## [Goal]
Send back the entries below exactly as they appear.

## [Records provided]
•••••

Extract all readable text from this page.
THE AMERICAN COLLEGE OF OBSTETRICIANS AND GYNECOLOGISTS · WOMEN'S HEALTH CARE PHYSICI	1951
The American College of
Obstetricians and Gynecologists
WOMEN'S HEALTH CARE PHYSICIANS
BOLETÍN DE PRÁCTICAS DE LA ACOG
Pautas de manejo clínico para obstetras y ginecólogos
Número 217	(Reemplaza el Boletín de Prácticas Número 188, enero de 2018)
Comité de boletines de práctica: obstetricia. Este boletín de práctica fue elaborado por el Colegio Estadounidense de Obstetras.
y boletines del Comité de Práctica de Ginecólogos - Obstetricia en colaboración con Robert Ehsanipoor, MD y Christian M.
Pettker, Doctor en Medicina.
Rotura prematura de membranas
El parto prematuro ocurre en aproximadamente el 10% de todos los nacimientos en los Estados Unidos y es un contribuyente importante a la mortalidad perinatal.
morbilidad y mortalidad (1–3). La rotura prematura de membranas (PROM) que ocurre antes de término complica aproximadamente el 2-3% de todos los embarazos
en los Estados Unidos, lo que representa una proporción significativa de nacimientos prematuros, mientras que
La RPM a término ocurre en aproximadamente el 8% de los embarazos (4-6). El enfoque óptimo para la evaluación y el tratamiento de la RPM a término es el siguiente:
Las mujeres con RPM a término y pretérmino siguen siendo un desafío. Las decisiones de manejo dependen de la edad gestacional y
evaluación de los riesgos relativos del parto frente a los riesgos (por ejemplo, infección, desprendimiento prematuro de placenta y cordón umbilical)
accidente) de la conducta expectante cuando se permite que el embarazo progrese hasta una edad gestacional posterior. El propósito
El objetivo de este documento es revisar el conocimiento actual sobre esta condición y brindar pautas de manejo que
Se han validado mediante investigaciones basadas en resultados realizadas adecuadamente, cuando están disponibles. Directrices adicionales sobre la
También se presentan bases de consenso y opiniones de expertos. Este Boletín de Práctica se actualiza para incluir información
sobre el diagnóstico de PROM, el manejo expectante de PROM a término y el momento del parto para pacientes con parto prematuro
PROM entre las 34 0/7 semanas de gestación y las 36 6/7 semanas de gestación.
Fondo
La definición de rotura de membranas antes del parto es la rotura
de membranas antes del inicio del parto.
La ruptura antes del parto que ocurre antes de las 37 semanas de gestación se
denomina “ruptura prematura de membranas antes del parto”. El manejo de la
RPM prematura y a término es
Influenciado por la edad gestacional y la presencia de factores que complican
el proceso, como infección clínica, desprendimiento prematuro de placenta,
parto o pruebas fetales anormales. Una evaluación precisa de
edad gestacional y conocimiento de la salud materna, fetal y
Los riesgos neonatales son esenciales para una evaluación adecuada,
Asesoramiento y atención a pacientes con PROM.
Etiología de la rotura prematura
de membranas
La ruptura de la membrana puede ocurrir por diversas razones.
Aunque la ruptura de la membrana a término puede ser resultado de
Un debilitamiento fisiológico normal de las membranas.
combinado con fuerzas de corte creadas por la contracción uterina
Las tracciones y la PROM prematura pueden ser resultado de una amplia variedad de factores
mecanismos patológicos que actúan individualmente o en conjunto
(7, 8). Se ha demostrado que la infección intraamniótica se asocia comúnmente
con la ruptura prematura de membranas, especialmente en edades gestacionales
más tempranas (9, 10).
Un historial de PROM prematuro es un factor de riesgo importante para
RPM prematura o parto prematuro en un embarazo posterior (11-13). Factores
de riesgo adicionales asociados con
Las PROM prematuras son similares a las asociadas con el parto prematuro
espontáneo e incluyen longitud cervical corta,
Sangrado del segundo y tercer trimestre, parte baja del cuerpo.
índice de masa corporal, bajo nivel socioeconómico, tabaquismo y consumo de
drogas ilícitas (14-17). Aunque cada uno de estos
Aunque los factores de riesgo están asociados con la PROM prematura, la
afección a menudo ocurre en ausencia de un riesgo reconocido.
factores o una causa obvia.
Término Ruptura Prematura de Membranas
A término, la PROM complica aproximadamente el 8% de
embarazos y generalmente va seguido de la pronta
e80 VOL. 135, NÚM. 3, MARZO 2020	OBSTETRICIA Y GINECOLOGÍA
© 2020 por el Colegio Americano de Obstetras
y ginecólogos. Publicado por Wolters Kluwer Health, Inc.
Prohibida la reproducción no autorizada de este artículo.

•••••

## [Solution for this task]
Extract all readable text from this page.
THE AMERICAN COLLEGE OF OBSTETRICIANS AND GYNECOLOGISTS · WOMEN'S HEALTH CARE PHYSICI	1951
The American College of
Obstetricians and Gynecologists
WOMEN'S HEALTH CARE PHYSICIANS
BOLETÍN DE PRÁCTICAS DE LA ACOG
Pautas de manejo clínico para obstetras y ginecólogos
Número 217	(Reemplaza el Boletín de Prácticas Número 188, enero de 2018)
Comité de boletines de práctica: obstetricia. Este boletín de práctica fue elaborado por el Colegio Estadounidense de Obstetras.
y boletines del Comité de Práctica de Ginecólogos - Obstetricia en colaboración con Robert Ehsanipoor, MD y Christian M.
Pettker, Doctor en Medicina.
Rotura prematura de membranas
El parto prematuro ocurre en aproximadamente el 10% de todos los nacimientos en los Estados Unidos y es un contribuyente importante a la mortalidad perinatal.
morbilidad y mortalidad (1–3). La rotura prematura de membranas (PROM) que ocurre antes de término complica aproximadamente el 2-3% de todos los embarazos
en los Estados Unidos, lo que representa una proporción significativa de nacimientos prematuros, mientras que
La RPM a término ocurre en aproximadamente el 8% de los embarazos (4-6). El enfoque óptimo para la evaluación y el tratamiento de la RPM a término es el siguiente:
Las mujeres con RPM a término y pretérmino siguen siendo un desafío. Las decisiones de manejo dependen de la edad gestacional y
evaluación de los riesgos relativos del parto frente a los riesgos (por ejemplo, infección, desprendimiento prematuro de placenta y cordón umbilical)
accidente) de la conducta expectante cuando se permite que el embarazo progrese hasta una edad gestacional posterior. El propósito
El objetivo de este documento es revisar el conocimiento actual sobre esta condición y brindar pautas de manejo que
Se han validado mediante investigaciones basadas en resultados realizadas adecuadamente, cuando están disponibles. Directrices adicionales sobre la
También se presentan bases de consenso y opiniones de expertos. Este Boletín de Práctica se actualiza para incluir información
sobre el diagnóstico de PROM, el manejo expectante de PROM a término y el momento del parto para pacientes con parto prematuro
PROM entre las 34 0/7 semanas de gestación y las 36 6/7 semanas de gestación.
Fondo
La definición de rotura de membranas antes del parto es la rotura
de membranas antes del inicio del parto.
La ruptura antes del parto que ocurre antes de las 37 semanas de gestación se
denomina “ruptura prematura de membranas antes del parto”. El manejo de la
RPM prematura y a término es
Influenciado por la edad gestacional y la presencia de factores que complican
el proceso, como infección clínica, desprendimiento prematuro de placenta,
parto o pruebas fetales anormales. Una evaluación precisa de
edad gestacional y conocimiento de la salud materna, fetal y
Los riesgos neonatales son esenciales para una evaluación adecuada,
Asesoramiento y atención a pacientes con PROM.
Etiología de la rotura prematura
de membranas
La ruptura de la membrana puede ocurrir por diversas razones.
Aunque la ruptura de la membrana a término puede ser resultado de
Un debilitamiento fisiológico normal de las membranas.
combinado con fuerzas de corte creadas por la contracción uterina
Las tracciones y la PROM prematura pueden ser resultado de una amplia variedad de factores
mecanismos patológicos que actúan individualmente o en conjunto
(7, 8). Se ha demostrado que la infección intraamniótica se asocia comúnmente
con la ruptura prematura de membranas, especialmente en edades gestacionales
más tempranas (9, 10).
Un historial de PROM prematuro es un factor de riesgo importante para
RPM prematura o parto prematuro en un embarazo posterior (11-13). Factores
de riesgo adicionales asociados con
Las PROM prematuras son similares a las asociadas con el parto prematuro
espontáneo e incluyen longitud cervical corta,
Sangrado del segundo y tercer trimestre, parte baja del cuerpo.
índice de masa corporal, bajo nivel socioeconómico, tabaquismo y consumo de
drogas ilícitas (14-17). Aunque cada uno de estos
Aunque los factores de riesgo están asociados con la PROM prematura, la
afección a menudo ocurre en ausencia de un riesgo reconocido.
factores o una causa obvia.
Término Ruptura Prematura de Membranas
A término, la PROM complica aproximadamente el 8% de
embarazos y generalmente va seguido de la pronta
e80 VOL. 135, NÚM. 3, MARZO 2020	OBSTETRICIA Y GINECOLOGÍA
© 2020 por el Colegio Americano de Obstetras
y ginecólogos. Publicado por Wolters Kluwer Health, Inc.
Prohibida la reproducción no autorizada de este artículo.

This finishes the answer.